— start of Records for the exercise —
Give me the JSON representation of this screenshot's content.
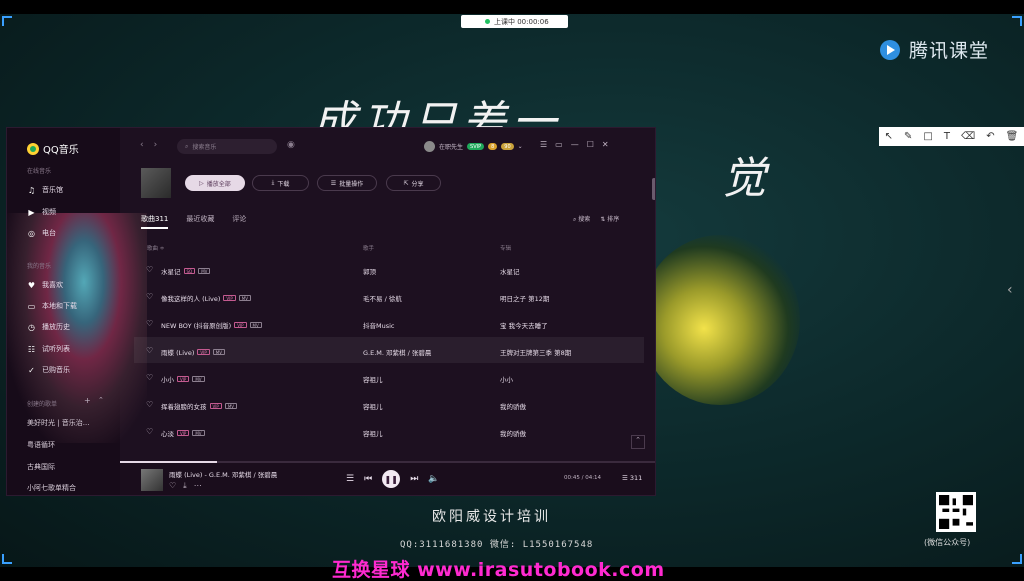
{
  "stage": {
    "rec_label": "上课中 00:00:06",
    "brand": "腾讯课堂",
    "slogan": "成功只差一",
    "slogan_tail": "觉",
    "annot_tools": [
      "↖",
      "✎",
      "□",
      "T",
      "⌫",
      "↶",
      "🗑"
    ],
    "caption_title": "欧阳威设计培训",
    "caption_contact": "QQ:3111681380    微信: L1550167548",
    "qr_label": "(微信公众号)",
    "watermark": "互换星球 www.irasutobook.com"
  },
  "app": {
    "name": "QQ音乐",
    "search_placeholder": "搜索音乐",
    "user_name": "在职先生",
    "badges": [
      "SVIP",
      "8",
      "90"
    ],
    "controls": [
      "☰",
      "▭",
      "—",
      "☐",
      "✕"
    ]
  },
  "sidebar": {
    "section_online": "在线音乐",
    "online_items": [
      {
        "icon": "music-note-icon",
        "glyph": "♫",
        "label": "音乐馆"
      },
      {
        "icon": "video-icon",
        "glyph": "▶",
        "label": "视频"
      },
      {
        "icon": "radio-icon",
        "glyph": "◎",
        "label": "电台"
      }
    ],
    "section_mine": "我的音乐",
    "mine_items": [
      {
        "icon": "heart-icon",
        "glyph": "♥",
        "label": "我喜欢"
      },
      {
        "icon": "computer-icon",
        "glyph": "▭",
        "label": "本地和下载"
      },
      {
        "icon": "history-icon",
        "glyph": "◷",
        "label": "播放历史"
      },
      {
        "icon": "trial-list-icon",
        "glyph": "☷",
        "label": "试听列表"
      },
      {
        "icon": "purchased-icon",
        "glyph": "✓",
        "label": "已购音乐"
      }
    ],
    "section_created": "创建的歌单",
    "created_playlists": [
      "美好时光 | 音乐治...",
      "粤语循环",
      "古典国际",
      "小阿七歌单精合"
    ]
  },
  "actions": {
    "play_all": "播放全部",
    "download": "下载",
    "batch": "批量操作",
    "share": "分享"
  },
  "tabs": [
    {
      "label": "歌曲311",
      "active": true
    },
    {
      "label": "最近收藏",
      "active": false
    },
    {
      "label": "评论",
      "active": false
    }
  ],
  "tools_right": {
    "search": "搜索",
    "sort": "排序"
  },
  "columns": {
    "title": "歌曲 ≑",
    "artist": "歌手",
    "album": "专辑"
  },
  "songs": [
    {
      "title": "水星记",
      "tags": [
        "SQ",
        "MV"
      ],
      "artist": "郭顶",
      "album": "水星记"
    },
    {
      "title": "像我这样的人 (Live)",
      "tags": [
        "VIP",
        "MV"
      ],
      "artist": "毛不易 / 徐航",
      "album": "明日之子 第12期"
    },
    {
      "title": "NEW BOY (抖音原创版)",
      "tags": [
        "VIP",
        "MV"
      ],
      "artist": "抖音Music",
      "album": "宝 我今天去睡了"
    },
    {
      "title": "雨蝶 (Live)",
      "tags": [
        "VIP",
        "MV"
      ],
      "artist": "G.E.M. 邓紫棋 / 张碧晨",
      "album": "王牌对王牌第三季 第8期"
    },
    {
      "title": "小小",
      "tags": [
        "VIP",
        "MV"
      ],
      "artist": "容祖儿",
      "album": "小小"
    },
    {
      "title": "挥着翅膀的女孩",
      "tags": [
        "VIP",
        "MV"
      ],
      "artist": "容祖儿",
      "album": "我的骄傲"
    },
    {
      "title": "心淡",
      "tags": [
        "VIP",
        "MV"
      ],
      "artist": "容祖儿",
      "album": "我的骄傲"
    }
  ],
  "player": {
    "now_playing": "雨蝶 (Live) - G.E.M. 邓紫棋 / 张碧晨",
    "time": "00:45 / 04:14",
    "queue_count": "311",
    "progress": 0.18
  }
}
— end of Records for the exercise —
■ **Exercise prompt**: Filter lines by "artist" and return each hit.

■ **Exercise response**:
    "artist": "歌手",
      "artist": "郭顶",
      "artist": "毛不易 / 徐航",
      "artist": "抖音Music",
      "artist": "G.E.M. 邓紫棋 / 张碧晨",
      "artist": "容祖儿",
      "artist": "容祖儿",
      "artist": "容祖儿",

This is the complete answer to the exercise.